• Teks Latihan
- - -
Mifta sebelumnya 14 tahun menjadi TKW. Hasil kerjanya itu sepenuhnya dipakai buat kegiatan sosial. Karena sejak berangkat sebagai TKW, dia memang berniat mencari uang buat mendirikan yayasan sosial.
"Memang niat awalnya ingin membuat yayasan sosial. Awalnya sih ingin panti asuhan, bayi yang tidak diinginkan orangtuanya atau apa gitu," ucap Mifta.
Mifta awalnya berangkat ke Singapura tahun 1997, setelah sebelumnya masuk Sekolah Menengah Pertama (SMP) selama tiga bulan. Dia juga sempat menjadi tukang semir sepatu dan jualan koran.
"Saya lulusan SD, kelas 6 ketemu teman-teman diajak nyemir sepatu di Gajah Mada Plaza. SMP cuma 3 bulan, saya ikut ke Singapura. Dulu bisa, masih mudah. Tahun 1997 ke Singapura," kata Mifta.
Selama tiga tahun, Mifta menjadi TKW di Singapura. Kepergiannya memang untuk mencari nafkah, dan belum terbesit keinginan apapun termasuk mendirikan yayasan.
Namun setelah pulang, kondisi keluarganya yang sudah bermasalah semakin berantakan. Kedua orang tua cerai dan membuatnya tinggal hanya bersama sang ibu.
Saat itulah muncul keinginan untuk membangun yayasan sosial yang mengurus anak-anak kurang kasih sayang. Mifta benar-benar merasakan jauh dari kehidupan kabanyakan anak saat itu.
"Tahun 2000 kembali jadi TKW lagi, karena ingin membangun yayasan sosial," katanya.
- - -
• Tugas Anda
Sebutkan semua pekerjaan yang pernah dilakoni Mifta menurut teks tentang Mifta.

Entri set data
- - -
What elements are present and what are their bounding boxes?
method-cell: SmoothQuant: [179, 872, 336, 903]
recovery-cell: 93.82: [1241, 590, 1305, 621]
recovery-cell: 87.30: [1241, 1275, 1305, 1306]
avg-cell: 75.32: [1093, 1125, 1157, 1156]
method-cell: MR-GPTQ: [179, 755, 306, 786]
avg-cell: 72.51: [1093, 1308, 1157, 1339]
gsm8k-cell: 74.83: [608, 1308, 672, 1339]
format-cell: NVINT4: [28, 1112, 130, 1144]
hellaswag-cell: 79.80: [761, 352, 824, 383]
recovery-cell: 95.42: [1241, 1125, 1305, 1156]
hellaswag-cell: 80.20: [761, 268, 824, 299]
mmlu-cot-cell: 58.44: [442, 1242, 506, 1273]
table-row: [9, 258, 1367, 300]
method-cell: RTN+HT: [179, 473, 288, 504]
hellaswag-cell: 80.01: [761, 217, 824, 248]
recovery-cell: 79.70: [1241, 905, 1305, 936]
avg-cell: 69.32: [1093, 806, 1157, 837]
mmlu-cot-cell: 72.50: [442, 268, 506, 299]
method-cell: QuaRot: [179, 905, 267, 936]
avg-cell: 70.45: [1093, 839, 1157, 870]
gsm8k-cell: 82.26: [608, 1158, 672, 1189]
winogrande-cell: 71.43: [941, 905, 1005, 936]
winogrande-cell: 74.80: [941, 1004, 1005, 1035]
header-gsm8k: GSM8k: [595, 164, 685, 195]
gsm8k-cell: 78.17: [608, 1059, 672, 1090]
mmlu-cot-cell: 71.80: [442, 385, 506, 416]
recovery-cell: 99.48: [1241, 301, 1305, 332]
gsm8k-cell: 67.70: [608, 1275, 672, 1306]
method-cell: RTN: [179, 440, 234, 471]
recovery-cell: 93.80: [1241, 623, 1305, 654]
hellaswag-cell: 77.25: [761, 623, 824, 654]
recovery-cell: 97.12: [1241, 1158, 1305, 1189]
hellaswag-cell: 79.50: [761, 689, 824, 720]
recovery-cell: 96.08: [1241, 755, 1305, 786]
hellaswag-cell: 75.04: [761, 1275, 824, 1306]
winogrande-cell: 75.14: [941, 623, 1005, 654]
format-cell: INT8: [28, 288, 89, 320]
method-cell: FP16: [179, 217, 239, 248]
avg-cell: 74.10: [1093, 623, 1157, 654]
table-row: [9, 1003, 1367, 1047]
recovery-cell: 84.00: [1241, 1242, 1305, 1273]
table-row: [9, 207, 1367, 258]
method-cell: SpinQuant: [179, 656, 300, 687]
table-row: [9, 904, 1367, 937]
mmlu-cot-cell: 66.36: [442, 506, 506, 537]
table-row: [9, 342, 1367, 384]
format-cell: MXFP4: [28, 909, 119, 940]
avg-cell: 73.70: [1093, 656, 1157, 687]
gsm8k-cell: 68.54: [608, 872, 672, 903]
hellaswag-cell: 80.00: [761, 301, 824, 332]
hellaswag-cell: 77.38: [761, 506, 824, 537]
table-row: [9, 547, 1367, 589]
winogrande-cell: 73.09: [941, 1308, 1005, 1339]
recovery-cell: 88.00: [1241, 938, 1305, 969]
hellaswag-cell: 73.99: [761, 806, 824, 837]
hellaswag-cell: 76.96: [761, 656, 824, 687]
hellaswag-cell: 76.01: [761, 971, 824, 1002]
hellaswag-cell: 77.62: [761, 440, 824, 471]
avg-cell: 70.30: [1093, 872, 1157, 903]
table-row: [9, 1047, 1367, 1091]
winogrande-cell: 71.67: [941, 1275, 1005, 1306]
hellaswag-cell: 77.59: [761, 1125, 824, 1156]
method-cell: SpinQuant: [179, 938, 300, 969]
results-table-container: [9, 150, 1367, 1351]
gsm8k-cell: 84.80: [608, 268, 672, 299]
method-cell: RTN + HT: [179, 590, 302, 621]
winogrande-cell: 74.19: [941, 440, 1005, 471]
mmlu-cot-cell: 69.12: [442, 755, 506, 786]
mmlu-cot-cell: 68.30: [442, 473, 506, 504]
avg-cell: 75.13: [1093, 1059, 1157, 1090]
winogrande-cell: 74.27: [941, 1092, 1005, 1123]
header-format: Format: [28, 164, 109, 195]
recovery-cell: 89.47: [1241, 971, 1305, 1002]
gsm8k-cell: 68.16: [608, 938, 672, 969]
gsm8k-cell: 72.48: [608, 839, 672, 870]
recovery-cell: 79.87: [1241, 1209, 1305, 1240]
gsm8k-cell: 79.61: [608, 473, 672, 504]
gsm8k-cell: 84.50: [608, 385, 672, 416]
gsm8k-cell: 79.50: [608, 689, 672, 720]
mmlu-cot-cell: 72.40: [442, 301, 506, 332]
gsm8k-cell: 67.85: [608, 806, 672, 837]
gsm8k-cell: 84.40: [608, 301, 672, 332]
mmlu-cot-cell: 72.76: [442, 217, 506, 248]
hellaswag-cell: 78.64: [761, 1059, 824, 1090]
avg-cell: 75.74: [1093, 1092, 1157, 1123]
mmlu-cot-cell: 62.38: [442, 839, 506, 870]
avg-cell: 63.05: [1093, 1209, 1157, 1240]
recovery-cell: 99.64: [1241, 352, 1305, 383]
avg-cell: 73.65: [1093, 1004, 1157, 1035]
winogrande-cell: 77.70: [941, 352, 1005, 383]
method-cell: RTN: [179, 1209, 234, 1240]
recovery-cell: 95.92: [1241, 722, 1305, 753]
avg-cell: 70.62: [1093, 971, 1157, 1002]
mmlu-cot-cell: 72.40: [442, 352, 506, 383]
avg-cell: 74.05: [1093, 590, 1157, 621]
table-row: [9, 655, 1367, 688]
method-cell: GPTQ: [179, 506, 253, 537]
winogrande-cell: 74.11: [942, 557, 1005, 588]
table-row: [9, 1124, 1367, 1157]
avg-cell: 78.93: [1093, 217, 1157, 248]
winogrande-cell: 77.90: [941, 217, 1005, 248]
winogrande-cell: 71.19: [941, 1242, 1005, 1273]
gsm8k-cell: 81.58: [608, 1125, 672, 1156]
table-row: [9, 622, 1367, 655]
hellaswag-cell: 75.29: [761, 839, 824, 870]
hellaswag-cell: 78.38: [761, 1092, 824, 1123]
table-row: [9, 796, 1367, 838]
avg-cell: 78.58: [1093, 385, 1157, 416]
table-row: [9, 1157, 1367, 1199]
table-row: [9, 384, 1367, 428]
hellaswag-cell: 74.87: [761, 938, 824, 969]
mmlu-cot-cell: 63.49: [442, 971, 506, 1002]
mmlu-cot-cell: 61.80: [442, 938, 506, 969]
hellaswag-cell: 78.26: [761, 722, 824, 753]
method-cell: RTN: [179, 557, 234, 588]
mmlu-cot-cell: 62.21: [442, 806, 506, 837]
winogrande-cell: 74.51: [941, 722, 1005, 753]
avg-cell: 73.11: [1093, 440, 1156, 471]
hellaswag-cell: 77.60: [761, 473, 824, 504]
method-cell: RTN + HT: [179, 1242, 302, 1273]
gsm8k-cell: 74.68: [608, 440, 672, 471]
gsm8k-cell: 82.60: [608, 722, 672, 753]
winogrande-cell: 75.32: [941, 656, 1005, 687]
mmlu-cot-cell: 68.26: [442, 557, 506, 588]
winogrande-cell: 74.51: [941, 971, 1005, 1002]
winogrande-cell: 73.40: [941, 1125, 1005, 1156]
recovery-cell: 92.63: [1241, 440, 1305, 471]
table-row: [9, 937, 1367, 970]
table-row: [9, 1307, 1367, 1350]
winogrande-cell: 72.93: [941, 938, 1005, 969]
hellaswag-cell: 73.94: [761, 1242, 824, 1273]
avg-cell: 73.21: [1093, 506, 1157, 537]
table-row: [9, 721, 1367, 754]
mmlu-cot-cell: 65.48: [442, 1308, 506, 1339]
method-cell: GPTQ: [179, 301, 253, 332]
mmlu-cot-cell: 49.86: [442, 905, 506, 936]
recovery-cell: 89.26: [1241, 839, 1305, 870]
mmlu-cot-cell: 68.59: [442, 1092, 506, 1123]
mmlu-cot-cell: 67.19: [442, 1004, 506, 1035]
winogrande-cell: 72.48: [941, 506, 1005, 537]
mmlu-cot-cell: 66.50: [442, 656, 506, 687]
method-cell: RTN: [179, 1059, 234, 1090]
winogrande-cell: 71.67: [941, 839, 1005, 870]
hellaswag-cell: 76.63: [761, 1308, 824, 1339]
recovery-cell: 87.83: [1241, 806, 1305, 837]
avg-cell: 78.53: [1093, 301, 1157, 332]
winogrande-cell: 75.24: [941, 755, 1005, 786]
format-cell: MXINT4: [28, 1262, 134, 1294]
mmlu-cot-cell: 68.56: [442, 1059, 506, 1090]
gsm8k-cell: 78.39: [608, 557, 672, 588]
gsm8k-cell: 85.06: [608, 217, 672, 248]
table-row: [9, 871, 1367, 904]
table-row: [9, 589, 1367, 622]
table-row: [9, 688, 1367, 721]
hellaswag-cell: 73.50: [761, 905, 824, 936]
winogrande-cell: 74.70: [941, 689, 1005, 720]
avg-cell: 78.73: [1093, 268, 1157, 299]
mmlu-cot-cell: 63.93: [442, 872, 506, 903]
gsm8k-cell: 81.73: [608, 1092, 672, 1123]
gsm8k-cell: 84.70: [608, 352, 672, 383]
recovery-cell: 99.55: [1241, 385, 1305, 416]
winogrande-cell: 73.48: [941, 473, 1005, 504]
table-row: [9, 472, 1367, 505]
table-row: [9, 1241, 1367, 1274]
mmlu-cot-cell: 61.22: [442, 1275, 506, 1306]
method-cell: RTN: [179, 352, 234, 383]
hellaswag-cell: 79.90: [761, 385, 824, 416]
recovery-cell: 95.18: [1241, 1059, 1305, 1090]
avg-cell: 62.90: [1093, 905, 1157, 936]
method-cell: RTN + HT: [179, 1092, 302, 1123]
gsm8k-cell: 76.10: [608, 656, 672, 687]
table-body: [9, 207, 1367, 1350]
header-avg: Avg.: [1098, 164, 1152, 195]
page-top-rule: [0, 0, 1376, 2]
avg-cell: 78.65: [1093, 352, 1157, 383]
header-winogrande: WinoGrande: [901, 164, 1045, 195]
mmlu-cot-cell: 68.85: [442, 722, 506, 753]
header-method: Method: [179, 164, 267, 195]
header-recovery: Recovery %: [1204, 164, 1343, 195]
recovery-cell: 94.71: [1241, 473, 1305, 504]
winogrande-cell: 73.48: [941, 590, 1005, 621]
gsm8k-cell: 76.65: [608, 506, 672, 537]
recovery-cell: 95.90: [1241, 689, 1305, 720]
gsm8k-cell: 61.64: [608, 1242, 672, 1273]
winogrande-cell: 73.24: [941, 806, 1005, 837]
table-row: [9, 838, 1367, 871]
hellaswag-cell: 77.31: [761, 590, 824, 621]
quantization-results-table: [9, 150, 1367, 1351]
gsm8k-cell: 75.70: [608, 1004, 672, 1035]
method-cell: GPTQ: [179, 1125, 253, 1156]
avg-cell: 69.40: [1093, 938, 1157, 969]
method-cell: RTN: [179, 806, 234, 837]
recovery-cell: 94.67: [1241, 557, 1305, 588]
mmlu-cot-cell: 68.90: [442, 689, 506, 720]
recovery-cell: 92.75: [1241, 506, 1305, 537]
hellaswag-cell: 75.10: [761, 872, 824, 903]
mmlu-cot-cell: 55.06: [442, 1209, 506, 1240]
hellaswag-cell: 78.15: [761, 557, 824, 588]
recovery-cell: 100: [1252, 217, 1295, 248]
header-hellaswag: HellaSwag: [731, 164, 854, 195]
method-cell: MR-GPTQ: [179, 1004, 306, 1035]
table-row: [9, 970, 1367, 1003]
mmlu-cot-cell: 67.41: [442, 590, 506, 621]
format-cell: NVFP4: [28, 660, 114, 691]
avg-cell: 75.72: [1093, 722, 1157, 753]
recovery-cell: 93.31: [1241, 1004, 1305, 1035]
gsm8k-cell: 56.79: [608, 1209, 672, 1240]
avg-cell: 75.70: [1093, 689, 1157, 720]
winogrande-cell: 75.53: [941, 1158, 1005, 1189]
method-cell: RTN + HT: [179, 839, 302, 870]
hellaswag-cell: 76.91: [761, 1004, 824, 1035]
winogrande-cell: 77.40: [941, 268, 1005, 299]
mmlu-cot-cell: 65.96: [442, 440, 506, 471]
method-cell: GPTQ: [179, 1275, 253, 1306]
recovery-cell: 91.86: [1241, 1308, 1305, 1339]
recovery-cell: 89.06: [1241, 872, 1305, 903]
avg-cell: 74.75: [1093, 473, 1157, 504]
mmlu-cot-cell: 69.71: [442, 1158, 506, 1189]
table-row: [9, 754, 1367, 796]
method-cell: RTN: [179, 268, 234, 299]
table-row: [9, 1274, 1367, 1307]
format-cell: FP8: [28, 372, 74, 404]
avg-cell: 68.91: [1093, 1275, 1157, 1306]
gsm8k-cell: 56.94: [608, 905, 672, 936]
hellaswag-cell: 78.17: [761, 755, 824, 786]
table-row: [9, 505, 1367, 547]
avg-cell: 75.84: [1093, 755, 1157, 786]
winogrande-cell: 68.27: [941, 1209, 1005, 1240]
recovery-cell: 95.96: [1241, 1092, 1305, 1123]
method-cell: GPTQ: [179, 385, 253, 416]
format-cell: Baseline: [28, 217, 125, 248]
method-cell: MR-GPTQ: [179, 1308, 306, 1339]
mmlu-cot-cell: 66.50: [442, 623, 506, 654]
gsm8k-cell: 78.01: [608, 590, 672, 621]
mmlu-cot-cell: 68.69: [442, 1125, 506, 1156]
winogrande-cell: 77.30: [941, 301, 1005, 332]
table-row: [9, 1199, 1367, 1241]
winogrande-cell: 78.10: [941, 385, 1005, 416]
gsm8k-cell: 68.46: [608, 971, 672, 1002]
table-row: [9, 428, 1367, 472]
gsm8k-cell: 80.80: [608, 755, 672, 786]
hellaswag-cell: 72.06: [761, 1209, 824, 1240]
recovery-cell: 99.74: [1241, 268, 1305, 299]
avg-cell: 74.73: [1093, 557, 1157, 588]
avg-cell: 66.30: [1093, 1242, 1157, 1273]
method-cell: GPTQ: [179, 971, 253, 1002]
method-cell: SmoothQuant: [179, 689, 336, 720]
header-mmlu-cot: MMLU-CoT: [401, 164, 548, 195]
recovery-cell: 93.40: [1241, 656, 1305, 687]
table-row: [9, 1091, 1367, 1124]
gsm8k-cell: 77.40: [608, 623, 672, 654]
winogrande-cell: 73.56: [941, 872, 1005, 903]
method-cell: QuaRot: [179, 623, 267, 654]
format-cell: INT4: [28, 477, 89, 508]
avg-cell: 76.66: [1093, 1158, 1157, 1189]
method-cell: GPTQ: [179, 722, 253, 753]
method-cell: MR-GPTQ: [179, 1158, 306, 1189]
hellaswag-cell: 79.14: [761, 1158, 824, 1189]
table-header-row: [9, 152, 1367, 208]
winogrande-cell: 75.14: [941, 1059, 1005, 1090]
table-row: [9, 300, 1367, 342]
- - -
• Jawaban
- TKW
- tukang semir sepatu
- jualan koran